Start

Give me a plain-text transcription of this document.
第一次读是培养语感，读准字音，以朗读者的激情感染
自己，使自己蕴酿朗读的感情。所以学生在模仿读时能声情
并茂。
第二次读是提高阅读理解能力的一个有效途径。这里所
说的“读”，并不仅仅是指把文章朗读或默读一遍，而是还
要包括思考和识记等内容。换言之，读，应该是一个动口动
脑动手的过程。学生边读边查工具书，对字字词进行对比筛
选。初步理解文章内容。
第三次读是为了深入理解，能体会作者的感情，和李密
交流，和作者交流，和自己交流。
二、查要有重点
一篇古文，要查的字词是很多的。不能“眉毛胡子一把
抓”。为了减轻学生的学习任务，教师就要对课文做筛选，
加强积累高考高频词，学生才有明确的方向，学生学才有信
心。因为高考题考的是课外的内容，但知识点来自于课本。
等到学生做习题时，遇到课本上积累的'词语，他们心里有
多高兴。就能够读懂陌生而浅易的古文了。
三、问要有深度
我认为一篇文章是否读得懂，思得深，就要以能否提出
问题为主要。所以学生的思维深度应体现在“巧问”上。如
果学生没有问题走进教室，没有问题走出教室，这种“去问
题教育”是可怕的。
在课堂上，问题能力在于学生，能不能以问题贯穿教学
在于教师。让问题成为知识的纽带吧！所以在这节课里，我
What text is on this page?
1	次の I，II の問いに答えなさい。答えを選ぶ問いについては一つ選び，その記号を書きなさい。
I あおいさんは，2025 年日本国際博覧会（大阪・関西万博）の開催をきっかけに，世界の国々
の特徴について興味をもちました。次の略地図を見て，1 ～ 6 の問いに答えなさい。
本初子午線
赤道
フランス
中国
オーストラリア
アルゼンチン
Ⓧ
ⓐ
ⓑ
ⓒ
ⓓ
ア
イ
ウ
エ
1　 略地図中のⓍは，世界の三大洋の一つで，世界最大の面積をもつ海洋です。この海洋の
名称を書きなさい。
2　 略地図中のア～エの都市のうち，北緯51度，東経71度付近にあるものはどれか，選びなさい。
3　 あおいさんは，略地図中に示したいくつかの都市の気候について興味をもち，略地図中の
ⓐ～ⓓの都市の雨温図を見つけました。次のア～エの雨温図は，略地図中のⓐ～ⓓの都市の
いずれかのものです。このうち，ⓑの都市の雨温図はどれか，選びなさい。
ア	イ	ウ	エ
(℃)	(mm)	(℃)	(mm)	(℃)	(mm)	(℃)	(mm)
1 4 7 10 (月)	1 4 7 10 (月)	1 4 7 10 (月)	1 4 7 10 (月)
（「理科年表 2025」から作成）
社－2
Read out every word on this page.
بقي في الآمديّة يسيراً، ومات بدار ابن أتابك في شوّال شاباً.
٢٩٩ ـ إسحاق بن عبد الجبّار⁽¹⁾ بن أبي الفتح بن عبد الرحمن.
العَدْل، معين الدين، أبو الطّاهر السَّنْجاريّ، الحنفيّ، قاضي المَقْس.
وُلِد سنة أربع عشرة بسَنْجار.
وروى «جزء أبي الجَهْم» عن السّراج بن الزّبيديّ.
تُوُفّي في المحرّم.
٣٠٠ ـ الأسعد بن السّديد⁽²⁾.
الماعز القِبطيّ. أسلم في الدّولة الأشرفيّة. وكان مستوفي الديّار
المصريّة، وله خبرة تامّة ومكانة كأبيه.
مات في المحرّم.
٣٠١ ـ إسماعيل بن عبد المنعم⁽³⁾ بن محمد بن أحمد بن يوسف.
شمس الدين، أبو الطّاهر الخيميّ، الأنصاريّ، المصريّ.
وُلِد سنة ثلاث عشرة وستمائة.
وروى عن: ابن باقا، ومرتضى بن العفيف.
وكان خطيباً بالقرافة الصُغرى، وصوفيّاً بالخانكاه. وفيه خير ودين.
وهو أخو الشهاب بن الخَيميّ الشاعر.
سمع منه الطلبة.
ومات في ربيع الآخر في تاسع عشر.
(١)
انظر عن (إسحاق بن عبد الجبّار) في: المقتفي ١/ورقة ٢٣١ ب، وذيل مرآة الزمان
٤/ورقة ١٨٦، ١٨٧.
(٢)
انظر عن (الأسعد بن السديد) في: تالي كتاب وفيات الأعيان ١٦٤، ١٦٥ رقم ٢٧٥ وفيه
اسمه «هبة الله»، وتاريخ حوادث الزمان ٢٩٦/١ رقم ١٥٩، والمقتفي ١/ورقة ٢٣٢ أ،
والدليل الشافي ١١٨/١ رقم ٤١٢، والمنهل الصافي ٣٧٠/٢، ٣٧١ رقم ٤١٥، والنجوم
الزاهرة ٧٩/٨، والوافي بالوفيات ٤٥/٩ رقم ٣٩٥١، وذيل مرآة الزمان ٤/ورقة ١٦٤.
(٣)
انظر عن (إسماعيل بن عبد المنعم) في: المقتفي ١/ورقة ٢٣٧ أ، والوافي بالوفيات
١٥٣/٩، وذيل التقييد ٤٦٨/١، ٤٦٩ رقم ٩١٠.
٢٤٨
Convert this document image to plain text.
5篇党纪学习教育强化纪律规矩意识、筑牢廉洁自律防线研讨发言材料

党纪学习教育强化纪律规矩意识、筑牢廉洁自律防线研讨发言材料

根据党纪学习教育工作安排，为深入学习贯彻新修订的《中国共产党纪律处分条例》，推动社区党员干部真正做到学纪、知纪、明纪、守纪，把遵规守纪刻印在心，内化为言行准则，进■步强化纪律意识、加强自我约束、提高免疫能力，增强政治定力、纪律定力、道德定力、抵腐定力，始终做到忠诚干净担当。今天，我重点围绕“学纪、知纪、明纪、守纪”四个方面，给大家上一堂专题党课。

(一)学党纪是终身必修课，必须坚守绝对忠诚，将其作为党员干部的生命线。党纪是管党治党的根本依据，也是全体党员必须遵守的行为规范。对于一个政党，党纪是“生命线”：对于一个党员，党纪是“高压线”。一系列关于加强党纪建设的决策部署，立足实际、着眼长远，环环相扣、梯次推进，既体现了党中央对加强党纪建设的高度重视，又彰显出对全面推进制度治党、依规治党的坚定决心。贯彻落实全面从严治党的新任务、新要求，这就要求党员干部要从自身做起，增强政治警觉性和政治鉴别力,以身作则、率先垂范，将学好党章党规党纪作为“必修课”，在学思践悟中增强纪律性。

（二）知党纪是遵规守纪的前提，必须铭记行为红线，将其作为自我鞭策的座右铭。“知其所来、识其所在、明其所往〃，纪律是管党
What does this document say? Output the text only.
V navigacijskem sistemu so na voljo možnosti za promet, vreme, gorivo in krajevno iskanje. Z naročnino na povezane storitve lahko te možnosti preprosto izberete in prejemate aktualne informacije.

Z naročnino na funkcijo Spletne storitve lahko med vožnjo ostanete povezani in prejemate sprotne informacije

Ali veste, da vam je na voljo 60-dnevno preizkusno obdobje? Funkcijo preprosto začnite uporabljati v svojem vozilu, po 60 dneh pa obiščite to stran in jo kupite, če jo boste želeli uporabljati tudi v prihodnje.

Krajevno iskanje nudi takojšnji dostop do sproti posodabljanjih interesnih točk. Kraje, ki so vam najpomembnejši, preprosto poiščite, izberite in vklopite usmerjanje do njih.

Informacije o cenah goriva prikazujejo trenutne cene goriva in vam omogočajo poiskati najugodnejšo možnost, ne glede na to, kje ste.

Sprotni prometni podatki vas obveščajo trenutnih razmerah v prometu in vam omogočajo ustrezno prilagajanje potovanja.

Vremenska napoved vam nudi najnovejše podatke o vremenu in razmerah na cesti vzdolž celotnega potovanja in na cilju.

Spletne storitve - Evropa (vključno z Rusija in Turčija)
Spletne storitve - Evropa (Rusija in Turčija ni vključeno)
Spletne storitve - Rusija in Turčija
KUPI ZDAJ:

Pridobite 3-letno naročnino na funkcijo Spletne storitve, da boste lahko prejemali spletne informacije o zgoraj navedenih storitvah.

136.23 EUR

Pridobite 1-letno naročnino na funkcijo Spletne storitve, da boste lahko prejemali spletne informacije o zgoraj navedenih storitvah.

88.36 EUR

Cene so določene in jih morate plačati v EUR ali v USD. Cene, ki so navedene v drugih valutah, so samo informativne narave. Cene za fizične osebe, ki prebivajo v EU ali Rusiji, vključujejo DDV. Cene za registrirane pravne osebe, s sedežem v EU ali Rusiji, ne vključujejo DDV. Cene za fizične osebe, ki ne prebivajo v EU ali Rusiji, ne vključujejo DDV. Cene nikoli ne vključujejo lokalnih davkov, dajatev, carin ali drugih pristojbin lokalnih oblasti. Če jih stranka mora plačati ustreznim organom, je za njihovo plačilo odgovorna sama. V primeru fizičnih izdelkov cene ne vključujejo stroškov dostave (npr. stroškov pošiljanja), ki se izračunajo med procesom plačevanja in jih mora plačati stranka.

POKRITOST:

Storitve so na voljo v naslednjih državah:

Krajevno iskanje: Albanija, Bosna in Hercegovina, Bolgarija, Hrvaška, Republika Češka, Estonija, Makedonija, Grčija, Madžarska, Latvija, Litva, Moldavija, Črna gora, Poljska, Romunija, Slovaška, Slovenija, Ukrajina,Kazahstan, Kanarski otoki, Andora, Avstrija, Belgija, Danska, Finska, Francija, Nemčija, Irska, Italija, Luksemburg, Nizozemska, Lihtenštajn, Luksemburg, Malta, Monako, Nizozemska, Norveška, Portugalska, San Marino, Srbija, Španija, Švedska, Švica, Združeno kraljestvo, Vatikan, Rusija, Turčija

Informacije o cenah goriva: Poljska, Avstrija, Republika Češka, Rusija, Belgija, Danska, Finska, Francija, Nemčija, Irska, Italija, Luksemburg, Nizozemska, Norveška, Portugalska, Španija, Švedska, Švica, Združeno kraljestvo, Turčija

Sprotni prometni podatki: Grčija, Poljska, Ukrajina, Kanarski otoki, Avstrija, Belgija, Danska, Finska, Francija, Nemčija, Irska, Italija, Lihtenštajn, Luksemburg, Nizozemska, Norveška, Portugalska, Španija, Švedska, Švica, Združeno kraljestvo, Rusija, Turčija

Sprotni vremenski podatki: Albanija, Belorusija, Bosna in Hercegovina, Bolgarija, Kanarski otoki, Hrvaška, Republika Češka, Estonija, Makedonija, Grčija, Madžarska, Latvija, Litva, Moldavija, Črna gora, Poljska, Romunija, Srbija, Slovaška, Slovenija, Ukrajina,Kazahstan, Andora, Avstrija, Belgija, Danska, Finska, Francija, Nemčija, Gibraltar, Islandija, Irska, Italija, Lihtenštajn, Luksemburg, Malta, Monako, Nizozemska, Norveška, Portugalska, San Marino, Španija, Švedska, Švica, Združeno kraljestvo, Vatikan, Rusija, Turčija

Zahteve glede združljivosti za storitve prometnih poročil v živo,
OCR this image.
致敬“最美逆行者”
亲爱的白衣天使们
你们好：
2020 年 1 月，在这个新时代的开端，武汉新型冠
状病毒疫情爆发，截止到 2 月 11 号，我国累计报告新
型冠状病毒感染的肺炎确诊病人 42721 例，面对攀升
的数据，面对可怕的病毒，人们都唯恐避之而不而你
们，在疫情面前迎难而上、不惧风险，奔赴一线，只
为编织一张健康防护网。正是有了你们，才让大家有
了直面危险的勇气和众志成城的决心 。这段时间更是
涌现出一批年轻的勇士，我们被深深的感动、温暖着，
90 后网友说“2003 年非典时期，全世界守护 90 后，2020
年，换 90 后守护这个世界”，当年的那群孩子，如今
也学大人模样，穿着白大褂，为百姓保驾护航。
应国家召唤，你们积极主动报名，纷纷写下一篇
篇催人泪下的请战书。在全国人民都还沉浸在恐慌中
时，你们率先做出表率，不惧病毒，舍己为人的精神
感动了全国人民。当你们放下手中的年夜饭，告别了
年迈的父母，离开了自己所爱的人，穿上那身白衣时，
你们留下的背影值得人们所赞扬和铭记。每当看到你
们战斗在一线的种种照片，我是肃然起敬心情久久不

End

**Aim of the task:** Tally the lines of the listing above that include the word "عشرة". Answer with the number alone.

**Result below:** 2